── Dataset excerpts
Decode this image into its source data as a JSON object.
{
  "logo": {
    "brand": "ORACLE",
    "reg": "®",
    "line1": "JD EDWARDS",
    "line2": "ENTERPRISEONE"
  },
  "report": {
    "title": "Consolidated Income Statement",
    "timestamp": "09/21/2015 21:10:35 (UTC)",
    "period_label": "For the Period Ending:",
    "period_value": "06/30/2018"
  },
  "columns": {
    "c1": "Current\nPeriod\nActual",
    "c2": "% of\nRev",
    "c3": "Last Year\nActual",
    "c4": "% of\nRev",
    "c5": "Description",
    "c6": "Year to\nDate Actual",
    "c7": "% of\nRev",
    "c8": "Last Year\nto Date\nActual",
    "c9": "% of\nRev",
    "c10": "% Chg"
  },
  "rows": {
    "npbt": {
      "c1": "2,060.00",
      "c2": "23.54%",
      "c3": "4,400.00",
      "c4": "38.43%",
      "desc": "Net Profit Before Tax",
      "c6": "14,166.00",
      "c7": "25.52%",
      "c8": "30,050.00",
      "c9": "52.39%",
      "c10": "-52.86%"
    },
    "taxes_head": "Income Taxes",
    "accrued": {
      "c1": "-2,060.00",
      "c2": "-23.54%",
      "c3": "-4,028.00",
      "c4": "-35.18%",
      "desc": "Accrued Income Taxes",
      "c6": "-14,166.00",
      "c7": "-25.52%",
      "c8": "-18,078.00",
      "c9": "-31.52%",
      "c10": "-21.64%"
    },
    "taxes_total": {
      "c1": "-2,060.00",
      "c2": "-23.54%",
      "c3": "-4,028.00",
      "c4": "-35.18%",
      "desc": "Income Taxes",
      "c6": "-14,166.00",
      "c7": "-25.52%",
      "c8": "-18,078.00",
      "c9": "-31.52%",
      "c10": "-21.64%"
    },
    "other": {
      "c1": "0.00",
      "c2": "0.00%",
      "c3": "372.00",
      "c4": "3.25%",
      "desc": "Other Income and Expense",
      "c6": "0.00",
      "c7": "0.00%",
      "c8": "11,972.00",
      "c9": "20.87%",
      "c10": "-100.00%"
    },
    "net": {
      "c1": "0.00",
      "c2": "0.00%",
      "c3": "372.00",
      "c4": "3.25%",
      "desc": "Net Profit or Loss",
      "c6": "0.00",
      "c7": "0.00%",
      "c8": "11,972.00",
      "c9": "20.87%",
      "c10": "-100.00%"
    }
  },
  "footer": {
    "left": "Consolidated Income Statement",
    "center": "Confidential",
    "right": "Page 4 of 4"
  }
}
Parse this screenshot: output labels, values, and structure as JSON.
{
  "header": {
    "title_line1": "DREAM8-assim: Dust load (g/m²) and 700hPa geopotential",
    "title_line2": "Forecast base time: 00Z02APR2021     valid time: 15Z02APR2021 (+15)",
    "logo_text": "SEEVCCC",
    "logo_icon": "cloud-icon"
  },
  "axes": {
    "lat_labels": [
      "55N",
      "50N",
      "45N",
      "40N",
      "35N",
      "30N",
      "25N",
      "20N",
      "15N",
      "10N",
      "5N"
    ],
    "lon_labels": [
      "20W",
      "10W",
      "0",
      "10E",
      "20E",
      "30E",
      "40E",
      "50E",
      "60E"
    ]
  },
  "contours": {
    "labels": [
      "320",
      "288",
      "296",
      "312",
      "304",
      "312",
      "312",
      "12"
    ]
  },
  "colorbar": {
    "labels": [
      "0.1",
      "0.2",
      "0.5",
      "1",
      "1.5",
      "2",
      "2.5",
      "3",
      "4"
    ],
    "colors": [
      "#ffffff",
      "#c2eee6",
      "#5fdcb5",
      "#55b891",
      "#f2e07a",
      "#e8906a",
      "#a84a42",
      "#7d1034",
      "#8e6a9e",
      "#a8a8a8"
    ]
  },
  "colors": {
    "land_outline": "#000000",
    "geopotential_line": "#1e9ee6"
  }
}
────
• _Work instructions_
Starting at the line with "Parse this screenshot: output", copy every line up to and including the last one in the entries above.

• _Output of the exercise_
Parse this screenshot: output labels, values, and structure as JSON.
{
  "header": {
    "title_line1": "DREAM8-assim: Dust load (g/m²) and 700hPa geopotential",
    "title_line2": "Forecast base time: 00Z02APR2021     valid time: 15Z02APR2021 (+15)",
    "logo_text": "SEEVCCC",
    "logo_icon": "cloud-icon"
  },
  "axes": {
    "lat_labels": [
      "55N",
      "50N",
      "45N",
      "40N",
      "35N",
      "30N",
      "25N",
      "20N",
      "15N",
      "10N",
      "5N"
    ],
    "lon_labels": [
      "20W",
      "10W",
      "0",
      "10E",
      "20E",
      "30E",
      "40E",
      "50E",
      "60E"
    ]
  },
  "contours": {
    "labels": [
      "320",
      "288",
      "296",
      "312",
      "304",
      "312",
      "312",
      "12"
    ]
  },
  "colorbar": {
    "labels": [
      "0.1",
      "0.2",
      "0.5",
      "1",
      "1.5",
      "2",
      "2.5",
      "3",
      "4"
    ],
    "colors": [
      "#ffffff",
      "#c2eee6",
      "#5fdcb5",
      "#55b891",
      "#f2e07a",
      "#e8906a",
      "#a84a42",
      "#7d1034",
      "#8e6a9e",
      "#a8a8a8"
    ]
  },
  "colors": {
    "land_outline": "#000000",
    "geopotential_line": "#1e9ee6"
  }
}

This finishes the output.